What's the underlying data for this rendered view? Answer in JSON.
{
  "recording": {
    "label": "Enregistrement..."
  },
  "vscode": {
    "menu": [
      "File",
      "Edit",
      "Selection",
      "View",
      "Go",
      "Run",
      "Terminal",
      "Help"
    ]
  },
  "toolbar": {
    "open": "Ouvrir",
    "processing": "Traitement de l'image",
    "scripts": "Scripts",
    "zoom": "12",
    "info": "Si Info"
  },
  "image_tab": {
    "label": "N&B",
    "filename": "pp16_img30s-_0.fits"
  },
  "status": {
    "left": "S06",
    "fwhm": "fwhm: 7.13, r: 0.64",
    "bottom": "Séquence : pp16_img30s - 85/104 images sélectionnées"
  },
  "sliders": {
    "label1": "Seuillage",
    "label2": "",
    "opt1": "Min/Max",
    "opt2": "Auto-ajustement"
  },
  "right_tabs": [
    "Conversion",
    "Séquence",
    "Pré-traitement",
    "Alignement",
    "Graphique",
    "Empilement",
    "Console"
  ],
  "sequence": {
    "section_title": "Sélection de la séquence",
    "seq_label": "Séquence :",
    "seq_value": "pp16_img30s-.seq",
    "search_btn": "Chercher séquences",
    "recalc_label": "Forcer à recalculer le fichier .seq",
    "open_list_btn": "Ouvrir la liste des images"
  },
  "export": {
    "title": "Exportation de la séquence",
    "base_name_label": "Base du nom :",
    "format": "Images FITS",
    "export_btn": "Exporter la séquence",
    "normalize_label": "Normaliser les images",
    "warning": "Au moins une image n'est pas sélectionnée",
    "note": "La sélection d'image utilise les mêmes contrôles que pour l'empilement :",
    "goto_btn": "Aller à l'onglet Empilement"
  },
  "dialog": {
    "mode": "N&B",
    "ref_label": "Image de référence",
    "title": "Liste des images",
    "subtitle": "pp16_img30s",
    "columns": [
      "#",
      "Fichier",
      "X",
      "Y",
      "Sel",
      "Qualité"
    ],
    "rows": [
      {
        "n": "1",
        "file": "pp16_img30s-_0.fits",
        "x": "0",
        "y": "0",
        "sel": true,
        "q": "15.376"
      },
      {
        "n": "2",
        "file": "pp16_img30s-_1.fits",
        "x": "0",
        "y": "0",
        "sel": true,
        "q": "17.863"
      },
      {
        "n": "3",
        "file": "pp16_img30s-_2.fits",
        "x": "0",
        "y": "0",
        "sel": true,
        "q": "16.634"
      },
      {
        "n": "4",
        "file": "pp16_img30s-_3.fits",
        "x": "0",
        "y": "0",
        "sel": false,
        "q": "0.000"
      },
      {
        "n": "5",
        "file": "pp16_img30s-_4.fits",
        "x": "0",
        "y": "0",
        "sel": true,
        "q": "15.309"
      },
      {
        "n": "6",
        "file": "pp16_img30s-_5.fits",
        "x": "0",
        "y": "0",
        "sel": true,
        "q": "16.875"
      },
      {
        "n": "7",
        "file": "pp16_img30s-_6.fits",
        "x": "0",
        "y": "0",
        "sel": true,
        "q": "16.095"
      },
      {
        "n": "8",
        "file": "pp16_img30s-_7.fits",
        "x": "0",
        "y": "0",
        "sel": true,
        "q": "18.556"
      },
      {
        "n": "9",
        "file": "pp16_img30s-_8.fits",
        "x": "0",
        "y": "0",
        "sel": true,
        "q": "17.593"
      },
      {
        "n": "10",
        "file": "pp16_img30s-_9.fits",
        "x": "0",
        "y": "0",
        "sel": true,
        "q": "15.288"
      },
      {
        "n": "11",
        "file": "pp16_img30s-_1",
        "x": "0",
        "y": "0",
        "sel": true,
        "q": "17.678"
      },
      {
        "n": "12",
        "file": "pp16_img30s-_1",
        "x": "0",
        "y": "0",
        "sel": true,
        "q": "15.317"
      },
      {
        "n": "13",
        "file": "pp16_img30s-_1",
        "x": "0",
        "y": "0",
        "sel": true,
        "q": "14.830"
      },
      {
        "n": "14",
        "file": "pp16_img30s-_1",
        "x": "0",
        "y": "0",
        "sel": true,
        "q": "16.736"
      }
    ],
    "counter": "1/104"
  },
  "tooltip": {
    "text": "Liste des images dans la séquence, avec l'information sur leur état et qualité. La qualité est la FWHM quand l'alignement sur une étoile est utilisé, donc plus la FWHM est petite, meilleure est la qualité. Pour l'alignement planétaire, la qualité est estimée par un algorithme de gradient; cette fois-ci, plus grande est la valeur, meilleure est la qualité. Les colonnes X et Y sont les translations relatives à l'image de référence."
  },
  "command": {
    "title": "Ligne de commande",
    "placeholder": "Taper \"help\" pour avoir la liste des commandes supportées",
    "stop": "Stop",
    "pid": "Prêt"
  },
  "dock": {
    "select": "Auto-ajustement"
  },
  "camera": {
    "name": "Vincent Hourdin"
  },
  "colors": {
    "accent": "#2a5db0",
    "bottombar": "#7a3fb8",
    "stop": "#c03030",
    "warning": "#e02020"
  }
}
☆ ☆ ☆ ☆ ☆ ☆ ☆
From the listing above, copy out each line where the word "ajustement" appears.

    "opt2": "Auto-ajustement"
    "select": "Auto-ajustement"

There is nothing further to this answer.